### STATED GOAL:
Please rewrite the data below, swapping every "kOhm" for "kiloohm" and keeping everything else unchanged. Leave the pictures out of your answer.

Rows from a layout dataset
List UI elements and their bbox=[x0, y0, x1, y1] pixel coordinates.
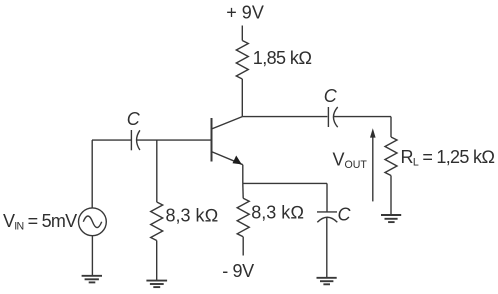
svg-text:1,85 kΩ: 1,85 kΩ bbox=[253, 48, 312, 68]
svg-text:8,3 kΩ: 8,3 kΩ bbox=[166, 206, 219, 226]
wire C3 top lead bbox=[326, 183, 328, 212]
transistor Q1 base bar bbox=[211, 118, 213, 162]
ground (RL) bbox=[381, 215, 401, 222]
svg-text:C: C bbox=[324, 86, 338, 106]
svg-text:8,3 kΩ: 8,3 kΩ bbox=[251, 203, 304, 223]
source VIN circle bbox=[79, 208, 107, 236]
transistor Q1 emitter lead bbox=[212, 152, 243, 165]
resistor R1 1,85 kOhm bbox=[236, 41, 248, 80]
ground (VIN) bbox=[82, 276, 102, 283]
wire emitter down to R3 bbox=[242, 183, 244, 198]
svg-text:RL = 1,25 kΩ: RL = 1,25 kΩ bbox=[401, 147, 495, 169]
wire RL to ground bbox=[390, 176, 392, 215]
resistor R2 8,3 kOhm (base) bbox=[151, 202, 163, 241]
VOUT arrowhead bbox=[370, 128, 376, 137]
ground (C3) bbox=[317, 278, 337, 285]
transistor emitter arrowhead bbox=[233, 156, 242, 165]
wire source to C1 bbox=[92, 139, 131, 141]
wire emitter vertical bbox=[242, 165, 244, 184]
svg-text:C: C bbox=[338, 205, 352, 225]
wire R2 to ground bbox=[156, 241, 158, 281]
wire base horizontal bbox=[136, 139, 211, 141]
svg-text:VOUT: VOUT bbox=[333, 149, 368, 171]
wire source to ground bbox=[91, 236, 93, 276]
VOUT arrow line bbox=[372, 138, 374, 202]
wire junction down to R2 bbox=[156, 140, 158, 202]
capacitor C1 (input coupling) bbox=[131, 130, 140, 150]
svg-text:C: C bbox=[127, 109, 141, 129]
wire collector horizontal bbox=[242, 116, 327, 118]
wire +9V lead bbox=[241, 26, 243, 41]
wire emitter horizontal bbox=[243, 182, 327, 184]
wire R3 to -9V bbox=[242, 237, 244, 256]
svg-text:+ 9V: + 9V bbox=[226, 3, 264, 23]
wire R1 to collector node bbox=[241, 79, 243, 117]
wire left vertical bbox=[91, 140, 93, 208]
resistor R3 8,3 kOhm (emitter) bbox=[237, 198, 249, 237]
ground (R2) bbox=[146, 281, 167, 288]
capacitor C2 (output coupling) bbox=[328, 107, 391, 127]
resistor RL 1,25 kOhm bbox=[385, 137, 397, 176]
svg-text:VIN = 5mV: VIN = 5mV bbox=[3, 211, 77, 233]
source sine wave bbox=[83, 216, 101, 228]
transistor Q1 collector lead bbox=[212, 117, 243, 129]
capacitor C3 (emitter bypass) bbox=[317, 212, 337, 278]
svg-text:- 9V: - 9V bbox=[222, 261, 254, 281]
wire down to RL bbox=[390, 117, 392, 137]
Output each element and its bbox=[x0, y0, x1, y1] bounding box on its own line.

### EXPECTED ANSWER:
List UI elements and their bbox=[x0, y0, x1, y1] pixel coordinates.
svg-text:1,85 kΩ: 1,85 kΩ bbox=[253, 48, 312, 68]
svg-text:8,3 kΩ: 8,3 kΩ bbox=[166, 206, 219, 226]
wire C3 top lead bbox=[326, 183, 328, 212]
transistor Q1 base bar bbox=[211, 118, 213, 162]
ground (RL) bbox=[381, 215, 401, 222]
svg-text:C: C bbox=[324, 86, 338, 106]
svg-text:8,3 kΩ: 8,3 kΩ bbox=[251, 203, 304, 223]
source VIN circle bbox=[79, 208, 107, 236]
transistor Q1 emitter lead bbox=[212, 152, 243, 165]
resistor R1 1,85 kiloohm bbox=[236, 41, 248, 80]
ground (VIN) bbox=[82, 276, 102, 283]
wire emitter down to R3 bbox=[242, 183, 244, 198]
svg-text:RL = 1,25 kΩ: RL = 1,25 kΩ bbox=[401, 147, 495, 169]
wire RL to ground bbox=[390, 176, 392, 215]
resistor R2 8,3 kiloohm (base) bbox=[151, 202, 163, 241]
VOUT arrowhead bbox=[370, 128, 376, 137]
ground (C3) bbox=[317, 278, 337, 285]
transistor emitter arrowhead bbox=[233, 156, 242, 165]
wire source to C1 bbox=[92, 139, 131, 141]
wire emitter vertical bbox=[242, 165, 244, 184]
svg-text:C: C bbox=[338, 205, 352, 225]
wire R2 to ground bbox=[156, 241, 158, 281]
wire base horizontal bbox=[136, 139, 211, 141]
svg-text:VOUT: VOUT bbox=[333, 149, 368, 171]
wire source to ground bbox=[91, 236, 93, 276]
VOUT arrow line bbox=[372, 138, 374, 202]
wire junction down to R2 bbox=[156, 140, 158, 202]
capacitor C1 (input coupling) bbox=[131, 130, 140, 150]
svg-text:C: C bbox=[127, 109, 141, 129]
wire collector horizontal bbox=[242, 116, 327, 118]
wire +9V lead bbox=[241, 26, 243, 41]
wire emitter horizontal bbox=[243, 182, 327, 184]
wire R3 to -9V bbox=[242, 237, 244, 256]
svg-text:+ 9V: + 9V bbox=[226, 3, 264, 23]
wire R1 to collector node bbox=[241, 79, 243, 117]
wire left vertical bbox=[91, 140, 93, 208]
resistor R3 8,3 kiloohm (emitter) bbox=[237, 198, 249, 237]
ground (R2) bbox=[146, 281, 167, 288]
capacitor C2 (output coupling) bbox=[328, 107, 391, 127]
resistor RL 1,25 kiloohm bbox=[385, 137, 397, 176]
svg-text:VIN = 5mV: VIN = 5mV bbox=[3, 211, 77, 233]
source sine wave bbox=[83, 216, 101, 228]
transistor Q1 collector lead bbox=[212, 117, 243, 129]
capacitor C3 (emitter bypass) bbox=[317, 212, 337, 278]
svg-text:- 9V: - 9V bbox=[222, 261, 254, 281]
wire down to RL bbox=[390, 117, 392, 137]
Output each element and its bbox=[x0, y0, x1, y1] bounding box on its own line.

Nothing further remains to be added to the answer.